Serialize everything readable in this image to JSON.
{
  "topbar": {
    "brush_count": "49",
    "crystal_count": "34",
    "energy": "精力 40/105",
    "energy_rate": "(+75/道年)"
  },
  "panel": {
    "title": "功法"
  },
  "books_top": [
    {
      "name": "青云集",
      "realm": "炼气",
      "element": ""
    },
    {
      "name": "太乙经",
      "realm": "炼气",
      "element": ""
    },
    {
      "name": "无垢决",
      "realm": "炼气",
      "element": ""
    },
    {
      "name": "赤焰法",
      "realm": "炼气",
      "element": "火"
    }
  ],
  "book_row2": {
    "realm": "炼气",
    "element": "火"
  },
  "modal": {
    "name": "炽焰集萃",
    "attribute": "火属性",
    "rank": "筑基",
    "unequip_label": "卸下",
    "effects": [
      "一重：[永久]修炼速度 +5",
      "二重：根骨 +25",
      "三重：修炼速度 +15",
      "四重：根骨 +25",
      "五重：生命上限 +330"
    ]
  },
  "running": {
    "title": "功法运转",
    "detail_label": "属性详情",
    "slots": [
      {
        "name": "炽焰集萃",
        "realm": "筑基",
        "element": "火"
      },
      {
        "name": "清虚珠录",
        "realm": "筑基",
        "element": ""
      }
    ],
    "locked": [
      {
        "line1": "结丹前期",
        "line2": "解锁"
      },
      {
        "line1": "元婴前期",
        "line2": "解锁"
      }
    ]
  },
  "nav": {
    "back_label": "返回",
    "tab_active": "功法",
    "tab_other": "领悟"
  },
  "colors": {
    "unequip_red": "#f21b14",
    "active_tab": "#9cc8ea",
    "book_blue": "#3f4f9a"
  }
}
•••••
The required output is the number of lines containing the word "element", and nothing besides.

**TASK RESPONSE**
7